> **PROBLEM DESCRIPTION**
Count lines holding the string "Loss" in the data that follows. Reply with one number only.

-- Begin THE INPUT --

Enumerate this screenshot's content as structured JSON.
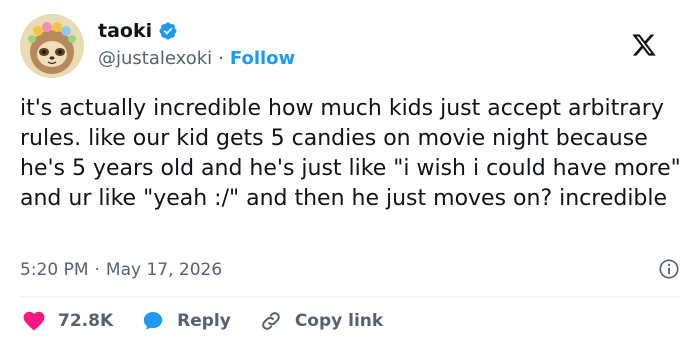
{
  "user": {
    "display_name": "taoki",
    "handle": "@justalexoki",
    "follow_label": "Follow",
    "separator": "·"
  },
  "tweet": {
    "text": "it's actually incredible how much kids just accept arbitrary rules. like our kid gets 5 candies on movie night because he's 5 years old and he's just like \"i wish i could have more\" and ur like \"yeah :/\" and then he just moves on? incredible",
    "time": "5:20 PM",
    "date": "May 17, 2026",
    "separator": "·"
  },
  "actions": {
    "likes": "72.8K",
    "reply_label": "Reply",
    "copy_link_label": "Copy link"
  },
  "colors": {
    "accent": "#1d9bf0",
    "like": "#f91880",
    "text": "#0f1419",
    "muted": "#536471"
  },
  "icons": {
    "avatar": "sloth-with-flower-crown",
    "verified": "verified-badge-icon",
    "platform": "x-logo-icon",
    "info": "info-icon",
    "like": "heart-icon",
    "reply": "speech-bubble-icon",
    "copy": "link-icon"
  }
}
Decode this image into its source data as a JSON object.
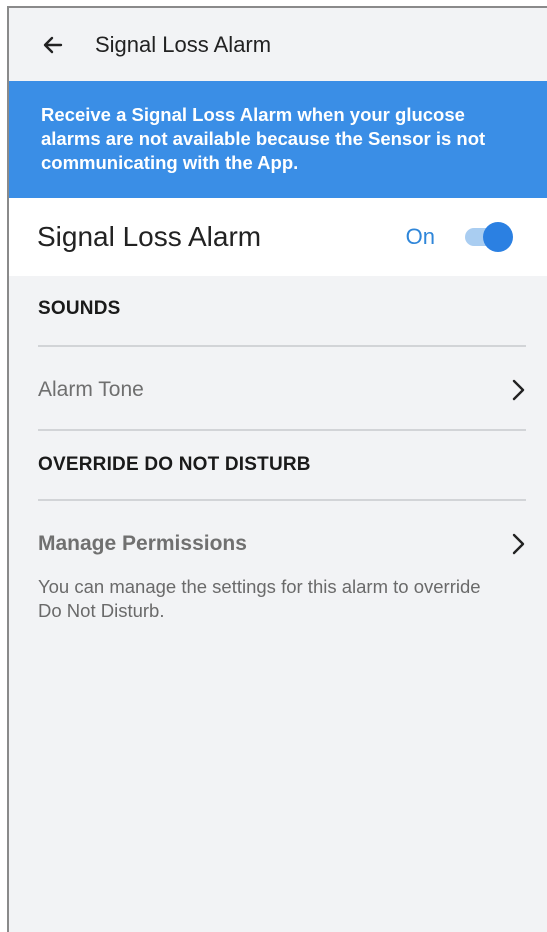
{
  "header": {
    "title": "Signal Loss Alarm",
    "back_icon": "arrow-left-icon"
  },
  "banner": {
    "text": "Receive a Signal Loss Alarm when your glucose alarms are not available because the Sensor is not communicating  with the App."
  },
  "alarm_toggle": {
    "label": "Signal Loss Alarm",
    "state_label": "On",
    "enabled": true
  },
  "sections": {
    "sounds": {
      "title": "SOUNDS",
      "alarm_tone_label": "Alarm Tone"
    },
    "override": {
      "title": "OVERRIDE DO NOT DISTURB",
      "manage_label": "Manage Permissions",
      "description": "You can manage the settings for this alarm to override Do Not Disturb."
    }
  },
  "colors": {
    "accent": "#3a8ee6",
    "switch_thumb": "#2b80e2",
    "switch_track": "#a9cdf1",
    "background": "#f2f3f5"
  }
}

-- End THE INPUT --

> **SOLUTION TO THE EXERCISE**
3